- Textabschnitt:
○ ○ ○ ○ ○
Sehr geehrte Damen und Herren,
liebe Freunde der Kirchenmusik,
heute erwartet Sie ein Musikstück, das Musik und Malerei verbindet: Paul Hindemiths Sinfonie "Mathis der Maler". Ihre drei Sätze tragen die Titel der berühmten Altartafeln des Isenheimer Altars von Matthias Grünewald: Engelkonzert, Grablegung und Versuchung des heiligen Antonius.
Noch immer haftet Paul Hindemith der Ruf des schwer erträglichen Bürgerschrecks an: In den 1920er Jahren leistete er sich gleich eine ganze Reihe starker Stücke. Den größten Skandal aber landete Hindemith 1933 mit "Mathis der Maler": Die scheinbar harmlose Oper um Matthias Grünewald sowie die - für Wilhelm Furtwängler und die Berliner Philharmoniker entstandene - Sinfonie über Grünewalds Isenheimer Altar trugen Hindemith mächtigen Ärger mit den Nazis ein und führten schließlich zu seiner Emigration. Ein deutscher Künstler als Opernheld, der seine Kunst aufgibt, um sich mit dem Freiheitskampf der Bauern zu solidarisieren - diese Botschaft musste 1933 als politisches Bekenntnis ankommen.
Indem Paul Hindemith seiner Sinfonie eine überdeutliche Architektur schuf, wollte er keine strenge Gelehrtheit zur Schau stellen, sondern größtmögliche Klarheit schaffen. Er wollte beides: Bewahren, indem er zurückgriff auf Vorbilder - und Erneuern, indem er selbst kontrapunktisch ausgefeilte Fugen eben nicht als Zitat, sondern als eigene Schöpfung integriert. An ihren schönsten Stellen beginnt Hindemiths Musik zu schweben.
Die Sinfonie "Mathis der Maler" entstand während Hindemiths Arbeit an der gleichnamigen Oper, die den Komponisten von 1932 - 1935 beschäftigte. Hindemith hoffte auf eine Uraufführung seines Bühnenwerkes an der Berliner Staatsoper unter der Leitung von Wilhelm Furtwängler. Dies erwies sich jedoch wegen des Inhalts als problematisch: Das Verhältnis zwischen Künstler und Gesellschaft, symbolisch veranschaulicht an der Figur des Malers Matthias Grünewald und dem historischen Umfeld der Bauernkriege.
So entstand der Plan, aus dem musikalischen Material der Oper heraus ein reines Instrumentalstück zu entwickeln, welches dann für die Oper quasi als Werbeträger fungieren sollte und ihr damit den Weg auf die Bühne bereiten könnte. Zunächst waren vier Sätze konzipiert, quasi als Vorspiele zu den einzelnen Akten. Letztendlich beschränkte sich Hindemith jedoch auf drei Sätze, deren letzter erst zwei Wochen vor der Uraufführung abgeschlossen wurde. Diese fand am 12. März 1934 in Berlin statt, Wilhelm Furtwängler dirigierte die Berliner Philharmoniker.
○ ○ ○ ○ ○
Einträge mit Begrenzungsrahmen:

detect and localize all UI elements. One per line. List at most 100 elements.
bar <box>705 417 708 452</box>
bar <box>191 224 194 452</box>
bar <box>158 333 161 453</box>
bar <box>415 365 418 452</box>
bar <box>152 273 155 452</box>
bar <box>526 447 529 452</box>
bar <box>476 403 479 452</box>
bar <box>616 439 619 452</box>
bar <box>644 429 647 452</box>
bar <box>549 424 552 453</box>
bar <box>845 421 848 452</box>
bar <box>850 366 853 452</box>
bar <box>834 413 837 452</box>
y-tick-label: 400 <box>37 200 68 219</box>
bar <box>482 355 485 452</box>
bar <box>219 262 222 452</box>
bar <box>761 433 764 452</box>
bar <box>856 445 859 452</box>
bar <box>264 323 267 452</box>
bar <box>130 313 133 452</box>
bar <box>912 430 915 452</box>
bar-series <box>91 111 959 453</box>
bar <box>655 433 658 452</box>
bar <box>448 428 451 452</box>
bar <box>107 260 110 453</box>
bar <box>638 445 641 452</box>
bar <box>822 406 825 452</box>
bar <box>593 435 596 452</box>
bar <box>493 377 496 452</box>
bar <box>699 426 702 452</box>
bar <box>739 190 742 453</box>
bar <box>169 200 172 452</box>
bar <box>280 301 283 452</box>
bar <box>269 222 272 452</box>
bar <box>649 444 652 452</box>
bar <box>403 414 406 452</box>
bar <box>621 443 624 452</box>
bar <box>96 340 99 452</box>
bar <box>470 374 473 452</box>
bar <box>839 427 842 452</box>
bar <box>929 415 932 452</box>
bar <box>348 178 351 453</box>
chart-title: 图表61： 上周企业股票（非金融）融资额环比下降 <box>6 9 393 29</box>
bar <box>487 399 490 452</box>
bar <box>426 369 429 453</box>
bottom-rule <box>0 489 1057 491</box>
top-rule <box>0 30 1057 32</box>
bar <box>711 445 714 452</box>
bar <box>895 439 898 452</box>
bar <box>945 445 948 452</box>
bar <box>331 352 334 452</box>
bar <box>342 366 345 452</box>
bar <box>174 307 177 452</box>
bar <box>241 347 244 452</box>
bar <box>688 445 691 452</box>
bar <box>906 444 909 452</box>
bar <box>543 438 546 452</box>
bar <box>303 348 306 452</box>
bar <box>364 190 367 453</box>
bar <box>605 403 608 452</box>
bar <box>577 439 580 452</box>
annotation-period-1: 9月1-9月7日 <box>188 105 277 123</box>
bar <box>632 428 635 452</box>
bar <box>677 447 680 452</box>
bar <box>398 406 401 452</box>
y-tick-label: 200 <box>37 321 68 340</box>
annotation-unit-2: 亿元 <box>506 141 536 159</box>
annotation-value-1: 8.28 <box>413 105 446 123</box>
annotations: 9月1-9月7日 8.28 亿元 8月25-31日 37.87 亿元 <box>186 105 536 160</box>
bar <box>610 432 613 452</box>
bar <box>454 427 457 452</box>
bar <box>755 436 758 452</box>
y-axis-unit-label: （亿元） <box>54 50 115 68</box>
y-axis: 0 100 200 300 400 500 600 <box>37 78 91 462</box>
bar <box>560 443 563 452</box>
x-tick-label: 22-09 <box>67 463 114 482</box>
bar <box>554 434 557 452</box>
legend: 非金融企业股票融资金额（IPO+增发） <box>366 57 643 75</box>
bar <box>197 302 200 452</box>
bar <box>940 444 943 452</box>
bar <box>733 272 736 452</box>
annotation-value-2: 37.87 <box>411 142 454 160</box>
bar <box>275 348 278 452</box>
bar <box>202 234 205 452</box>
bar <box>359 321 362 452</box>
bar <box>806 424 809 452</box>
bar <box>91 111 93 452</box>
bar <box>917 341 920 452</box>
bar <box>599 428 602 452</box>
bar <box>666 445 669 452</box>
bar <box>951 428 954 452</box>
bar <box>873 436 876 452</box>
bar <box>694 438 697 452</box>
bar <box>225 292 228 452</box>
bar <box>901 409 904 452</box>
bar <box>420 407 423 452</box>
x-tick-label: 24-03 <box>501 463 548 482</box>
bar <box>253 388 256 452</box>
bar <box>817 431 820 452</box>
○ ○ ○ ○ ○
- Aufgabenstellung A:
Gib die Zeilen der Auflistung wortgetreu wieder, von ihrer ersten Zeile bis einschließlich der Zeile, die „bar <box>487 399 490 452</box>“ enthält.
- Aufgabenstellung B:
Schreib den Text über Hindemiths Sinfonie „Mathis der Maler“ im Anschluss an seinen letzten Satz weiter.

- Endgültige Antwort A:
detect and localize all UI elements. One per line. List at most 100 elements.
bar <box>705 417 708 452</box>
bar <box>191 224 194 452</box>
bar <box>158 333 161 453</box>
bar <box>415 365 418 452</box>
bar <box>152 273 155 452</box>
bar <box>526 447 529 452</box>
bar <box>476 403 479 452</box>
bar <box>616 439 619 452</box>
bar <box>644 429 647 452</box>
bar <box>549 424 552 453</box>
bar <box>845 421 848 452</box>
bar <box>850 366 853 452</box>
bar <box>834 413 837 452</box>
y-tick-label: 400 <box>37 200 68 219</box>
bar <box>482 355 485 452</box>
bar <box>219 262 222 452</box>
bar <box>761 433 764 452</box>
bar <box>856 445 859 452</box>
bar <box>264 323 267 452</box>
bar <box>130 313 133 452</box>
bar <box>912 430 915 452</box>
bar-series <box>91 111 959 453</box>
bar <box>655 433 658 452</box>
bar <box>448 428 451 452</box>
bar <box>107 260 110 453</box>
bar <box>638 445 641 452</box>
bar <box>822 406 825 452</box>
bar <box>593 435 596 452</box>
bar <box>493 377 496 452</box>
bar <box>699 426 702 452</box>
bar <box>739 190 742 453</box>
bar <box>169 200 172 452</box>
bar <box>280 301 283 452</box>
bar <box>269 222 272 452</box>
bar <box>649 444 652 452</box>
bar <box>403 414 406 452</box>
bar <box>621 443 624 452</box>
bar <box>96 340 99 452</box>
bar <box>470 374 473 452</box>
bar <box>839 427 842 452</box>
bar <box>929 415 932 452</box>
bar <box>348 178 351 453</box>
chart-title: 图表61： 上周企业股票（非金融）融资额环比下降 <box>6 9 393 29</box>
bar <box>487 399 490 452</box>

- Endgültige Antwort B:
Die Uraufführung der Sinfonie konnte Furtwängler bei der Reichsregierung noch durchsetzen, aber die Oper schrieb Hindemith nur noch für sich und zur Klärung seines weiteren Weges. An der Figur des historisch kaum greifbaren mittelalterlichen Malers Mathis Gothard Nithart, genannt Grünewald, arbeitete er die brisanten Themen des Lebens unter dem Nationalsozialismus ab: Mathis ergreift Partei für Verfolgte, leistet Fluchthilfe, zeigt Zivilcourage, erlebt eine Bücherverbrennung, wird zusammengeschlagen, zweifelt an sich selbst und am Sinn von Kunst in apokalyptischer Zeit, schafft in einer als Albtraum erlebten Nacht sein Werk, und steht schließlich vor der Frage des inneren oder äußeren Exils.
Die Sinfonie schildert weniger die Vorgänge auf den drei ausgesuchten Altartafeln als vielmehr den geistig künstlerischen Vorgang ihres Entstehens. Hindemiths Kompositionstechnik ist handwerklich und reflektiert zugleich, sein Tonmaterial rein und frisch wie Farben auf der Palette des Malers, der sie mischt und aufträgt.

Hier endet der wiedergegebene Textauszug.